## Job
Copy every line from the records below that holds the word "amount".

## Data provided
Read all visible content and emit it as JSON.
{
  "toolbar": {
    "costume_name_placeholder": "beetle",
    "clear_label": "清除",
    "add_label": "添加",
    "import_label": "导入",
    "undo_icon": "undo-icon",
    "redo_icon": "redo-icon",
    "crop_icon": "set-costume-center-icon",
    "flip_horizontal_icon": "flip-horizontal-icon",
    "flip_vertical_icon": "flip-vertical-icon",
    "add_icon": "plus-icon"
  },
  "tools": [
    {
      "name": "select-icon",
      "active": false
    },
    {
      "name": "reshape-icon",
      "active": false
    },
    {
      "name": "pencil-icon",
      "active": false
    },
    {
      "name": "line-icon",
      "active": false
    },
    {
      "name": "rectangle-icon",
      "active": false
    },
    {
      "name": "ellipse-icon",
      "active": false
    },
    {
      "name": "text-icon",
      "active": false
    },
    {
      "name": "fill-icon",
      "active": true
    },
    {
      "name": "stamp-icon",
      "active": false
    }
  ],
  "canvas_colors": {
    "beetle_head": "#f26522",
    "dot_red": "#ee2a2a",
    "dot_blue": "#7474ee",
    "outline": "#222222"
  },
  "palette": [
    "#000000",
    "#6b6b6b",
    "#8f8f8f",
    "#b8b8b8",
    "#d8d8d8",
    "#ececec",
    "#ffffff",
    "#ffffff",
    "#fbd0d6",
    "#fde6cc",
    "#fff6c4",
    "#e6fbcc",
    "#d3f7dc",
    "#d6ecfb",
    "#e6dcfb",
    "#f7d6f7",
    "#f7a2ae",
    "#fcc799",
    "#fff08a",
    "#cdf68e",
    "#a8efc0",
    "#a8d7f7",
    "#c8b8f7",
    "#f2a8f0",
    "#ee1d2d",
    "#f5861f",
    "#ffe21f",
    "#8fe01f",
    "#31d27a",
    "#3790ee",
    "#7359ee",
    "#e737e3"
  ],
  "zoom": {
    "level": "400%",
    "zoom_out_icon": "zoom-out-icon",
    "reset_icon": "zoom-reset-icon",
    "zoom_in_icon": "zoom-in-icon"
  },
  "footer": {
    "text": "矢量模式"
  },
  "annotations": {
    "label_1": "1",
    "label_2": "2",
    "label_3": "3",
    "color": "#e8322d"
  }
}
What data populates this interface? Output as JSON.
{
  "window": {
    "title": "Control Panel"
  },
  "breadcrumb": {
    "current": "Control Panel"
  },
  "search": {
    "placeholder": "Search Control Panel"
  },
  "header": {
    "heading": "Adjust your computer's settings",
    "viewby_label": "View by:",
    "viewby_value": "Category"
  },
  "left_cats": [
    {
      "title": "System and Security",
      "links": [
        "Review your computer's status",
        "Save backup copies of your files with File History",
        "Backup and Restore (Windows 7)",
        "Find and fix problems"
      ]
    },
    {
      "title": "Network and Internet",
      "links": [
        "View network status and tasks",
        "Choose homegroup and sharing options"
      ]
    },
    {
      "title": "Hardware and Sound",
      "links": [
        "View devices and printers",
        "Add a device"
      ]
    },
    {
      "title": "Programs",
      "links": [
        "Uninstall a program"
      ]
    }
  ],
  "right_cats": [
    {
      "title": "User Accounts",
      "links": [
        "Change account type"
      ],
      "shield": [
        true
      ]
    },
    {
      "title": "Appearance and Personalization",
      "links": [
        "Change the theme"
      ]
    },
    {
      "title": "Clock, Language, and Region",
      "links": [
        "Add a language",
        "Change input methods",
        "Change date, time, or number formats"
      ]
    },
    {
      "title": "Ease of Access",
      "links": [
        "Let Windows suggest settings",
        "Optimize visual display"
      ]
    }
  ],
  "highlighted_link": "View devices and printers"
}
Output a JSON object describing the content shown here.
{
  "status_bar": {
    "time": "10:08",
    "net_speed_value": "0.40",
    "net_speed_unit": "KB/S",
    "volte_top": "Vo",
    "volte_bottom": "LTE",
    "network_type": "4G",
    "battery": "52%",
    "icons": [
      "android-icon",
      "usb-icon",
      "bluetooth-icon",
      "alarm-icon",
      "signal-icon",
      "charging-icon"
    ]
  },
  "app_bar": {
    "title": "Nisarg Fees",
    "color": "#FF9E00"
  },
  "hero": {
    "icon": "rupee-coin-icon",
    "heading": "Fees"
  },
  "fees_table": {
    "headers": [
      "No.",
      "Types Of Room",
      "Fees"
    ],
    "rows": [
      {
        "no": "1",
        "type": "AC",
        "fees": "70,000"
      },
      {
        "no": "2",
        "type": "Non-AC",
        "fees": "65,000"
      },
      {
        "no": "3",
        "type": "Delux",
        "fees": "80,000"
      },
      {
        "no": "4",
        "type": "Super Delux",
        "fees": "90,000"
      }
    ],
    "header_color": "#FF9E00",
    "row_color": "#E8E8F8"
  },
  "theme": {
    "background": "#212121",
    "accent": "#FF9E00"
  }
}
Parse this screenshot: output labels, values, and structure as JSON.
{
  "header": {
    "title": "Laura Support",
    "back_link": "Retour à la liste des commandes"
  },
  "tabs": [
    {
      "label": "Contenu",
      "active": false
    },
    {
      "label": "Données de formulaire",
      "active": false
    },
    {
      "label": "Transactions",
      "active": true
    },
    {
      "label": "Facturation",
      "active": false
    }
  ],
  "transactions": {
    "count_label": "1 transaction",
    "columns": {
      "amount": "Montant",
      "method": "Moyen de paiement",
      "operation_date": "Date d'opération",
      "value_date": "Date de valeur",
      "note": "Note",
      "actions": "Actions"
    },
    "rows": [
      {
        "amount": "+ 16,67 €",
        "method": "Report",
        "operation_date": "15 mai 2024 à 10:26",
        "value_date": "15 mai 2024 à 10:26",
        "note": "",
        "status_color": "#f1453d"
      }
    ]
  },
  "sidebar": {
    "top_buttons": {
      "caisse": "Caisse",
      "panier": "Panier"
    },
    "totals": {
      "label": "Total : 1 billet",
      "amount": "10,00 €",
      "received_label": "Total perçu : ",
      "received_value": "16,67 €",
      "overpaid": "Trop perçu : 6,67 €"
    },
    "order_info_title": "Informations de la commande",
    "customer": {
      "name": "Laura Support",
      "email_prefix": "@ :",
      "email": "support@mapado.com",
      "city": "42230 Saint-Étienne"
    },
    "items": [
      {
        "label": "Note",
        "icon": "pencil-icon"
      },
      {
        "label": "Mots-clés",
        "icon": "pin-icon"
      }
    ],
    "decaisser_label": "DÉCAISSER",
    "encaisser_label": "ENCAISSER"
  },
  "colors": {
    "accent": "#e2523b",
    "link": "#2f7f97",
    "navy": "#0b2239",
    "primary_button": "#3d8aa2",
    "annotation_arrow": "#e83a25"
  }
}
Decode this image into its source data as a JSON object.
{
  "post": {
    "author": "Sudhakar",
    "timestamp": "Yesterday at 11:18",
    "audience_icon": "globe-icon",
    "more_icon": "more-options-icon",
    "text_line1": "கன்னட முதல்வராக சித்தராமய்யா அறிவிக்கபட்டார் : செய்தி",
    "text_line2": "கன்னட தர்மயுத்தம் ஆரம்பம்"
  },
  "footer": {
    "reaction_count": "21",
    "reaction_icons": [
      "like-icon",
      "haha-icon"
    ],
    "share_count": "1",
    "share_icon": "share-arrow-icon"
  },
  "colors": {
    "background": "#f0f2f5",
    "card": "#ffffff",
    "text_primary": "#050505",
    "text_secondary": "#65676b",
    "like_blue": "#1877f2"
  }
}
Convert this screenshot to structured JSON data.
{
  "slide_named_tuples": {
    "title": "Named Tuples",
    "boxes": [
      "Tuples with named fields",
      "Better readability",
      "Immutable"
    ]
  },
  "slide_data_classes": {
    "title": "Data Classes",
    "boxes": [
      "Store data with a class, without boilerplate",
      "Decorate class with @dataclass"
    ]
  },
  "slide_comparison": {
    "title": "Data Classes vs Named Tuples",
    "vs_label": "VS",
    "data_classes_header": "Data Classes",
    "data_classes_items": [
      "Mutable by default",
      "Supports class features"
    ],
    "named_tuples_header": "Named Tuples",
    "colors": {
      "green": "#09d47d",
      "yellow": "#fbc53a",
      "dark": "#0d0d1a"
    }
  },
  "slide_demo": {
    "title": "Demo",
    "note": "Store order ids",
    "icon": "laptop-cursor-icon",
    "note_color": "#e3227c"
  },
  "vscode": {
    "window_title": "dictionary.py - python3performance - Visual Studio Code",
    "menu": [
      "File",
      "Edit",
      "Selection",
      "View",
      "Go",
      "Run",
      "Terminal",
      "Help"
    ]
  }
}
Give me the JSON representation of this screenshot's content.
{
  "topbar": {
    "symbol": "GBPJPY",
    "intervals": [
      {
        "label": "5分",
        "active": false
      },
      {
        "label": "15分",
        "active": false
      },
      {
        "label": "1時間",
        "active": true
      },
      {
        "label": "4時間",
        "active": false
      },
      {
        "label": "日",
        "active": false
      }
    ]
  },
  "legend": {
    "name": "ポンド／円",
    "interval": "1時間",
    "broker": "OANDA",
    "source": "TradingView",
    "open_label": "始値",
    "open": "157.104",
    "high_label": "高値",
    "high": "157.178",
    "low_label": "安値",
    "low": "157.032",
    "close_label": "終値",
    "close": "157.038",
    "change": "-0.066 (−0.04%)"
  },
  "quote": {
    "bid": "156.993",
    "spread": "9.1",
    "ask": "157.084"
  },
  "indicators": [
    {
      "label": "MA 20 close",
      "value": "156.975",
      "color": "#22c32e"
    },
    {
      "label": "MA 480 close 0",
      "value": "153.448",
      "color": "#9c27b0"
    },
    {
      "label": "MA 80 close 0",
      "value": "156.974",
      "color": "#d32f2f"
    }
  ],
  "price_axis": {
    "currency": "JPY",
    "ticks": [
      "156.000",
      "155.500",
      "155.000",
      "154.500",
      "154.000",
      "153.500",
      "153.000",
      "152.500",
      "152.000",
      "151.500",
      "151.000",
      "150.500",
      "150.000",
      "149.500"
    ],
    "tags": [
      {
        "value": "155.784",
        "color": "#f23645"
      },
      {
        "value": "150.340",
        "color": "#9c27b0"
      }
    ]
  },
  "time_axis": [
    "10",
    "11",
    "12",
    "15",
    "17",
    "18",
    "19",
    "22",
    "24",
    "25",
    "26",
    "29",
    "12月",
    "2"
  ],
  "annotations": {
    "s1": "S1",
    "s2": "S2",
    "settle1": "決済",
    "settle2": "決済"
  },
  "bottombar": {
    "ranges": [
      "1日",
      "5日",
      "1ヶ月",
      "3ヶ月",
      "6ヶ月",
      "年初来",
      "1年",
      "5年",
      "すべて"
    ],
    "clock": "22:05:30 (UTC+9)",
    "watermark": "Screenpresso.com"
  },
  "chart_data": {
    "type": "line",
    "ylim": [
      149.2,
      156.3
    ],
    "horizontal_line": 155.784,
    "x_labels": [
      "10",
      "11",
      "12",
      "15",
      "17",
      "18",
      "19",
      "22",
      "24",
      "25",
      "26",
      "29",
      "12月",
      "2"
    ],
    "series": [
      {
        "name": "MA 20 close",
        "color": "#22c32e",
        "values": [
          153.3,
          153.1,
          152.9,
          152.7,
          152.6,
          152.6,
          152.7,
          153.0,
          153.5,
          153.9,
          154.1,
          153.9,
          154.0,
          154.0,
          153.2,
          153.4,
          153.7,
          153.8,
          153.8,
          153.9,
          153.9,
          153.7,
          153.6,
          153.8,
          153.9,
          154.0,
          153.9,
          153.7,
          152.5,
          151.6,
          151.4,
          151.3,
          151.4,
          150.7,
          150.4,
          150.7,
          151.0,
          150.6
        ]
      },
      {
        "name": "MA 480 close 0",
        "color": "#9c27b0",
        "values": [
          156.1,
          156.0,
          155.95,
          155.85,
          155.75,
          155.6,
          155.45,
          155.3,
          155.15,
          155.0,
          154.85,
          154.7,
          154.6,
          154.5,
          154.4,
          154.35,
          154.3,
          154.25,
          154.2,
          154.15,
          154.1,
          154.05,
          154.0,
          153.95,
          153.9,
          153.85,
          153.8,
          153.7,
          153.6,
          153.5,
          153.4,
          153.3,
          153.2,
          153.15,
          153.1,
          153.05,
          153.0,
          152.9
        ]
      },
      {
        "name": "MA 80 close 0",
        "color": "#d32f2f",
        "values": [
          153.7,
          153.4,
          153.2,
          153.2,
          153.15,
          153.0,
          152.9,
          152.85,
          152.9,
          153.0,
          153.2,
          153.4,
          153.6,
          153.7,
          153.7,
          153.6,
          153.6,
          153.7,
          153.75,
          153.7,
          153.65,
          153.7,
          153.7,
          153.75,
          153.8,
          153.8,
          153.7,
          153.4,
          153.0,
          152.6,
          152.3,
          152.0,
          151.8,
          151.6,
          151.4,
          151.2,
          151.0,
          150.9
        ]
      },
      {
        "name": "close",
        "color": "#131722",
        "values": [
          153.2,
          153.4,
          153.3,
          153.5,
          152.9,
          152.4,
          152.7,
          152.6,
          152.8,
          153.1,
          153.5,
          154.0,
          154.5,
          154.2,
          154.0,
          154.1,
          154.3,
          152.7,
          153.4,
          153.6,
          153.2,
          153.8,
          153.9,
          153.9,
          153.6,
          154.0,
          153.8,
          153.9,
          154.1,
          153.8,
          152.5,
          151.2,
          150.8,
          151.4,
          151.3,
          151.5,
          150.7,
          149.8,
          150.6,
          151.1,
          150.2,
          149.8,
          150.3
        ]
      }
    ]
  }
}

## Task answer
      "amount": "Montant",
        "amount": "+ 16,67 €",
      "amount": "10,00 €",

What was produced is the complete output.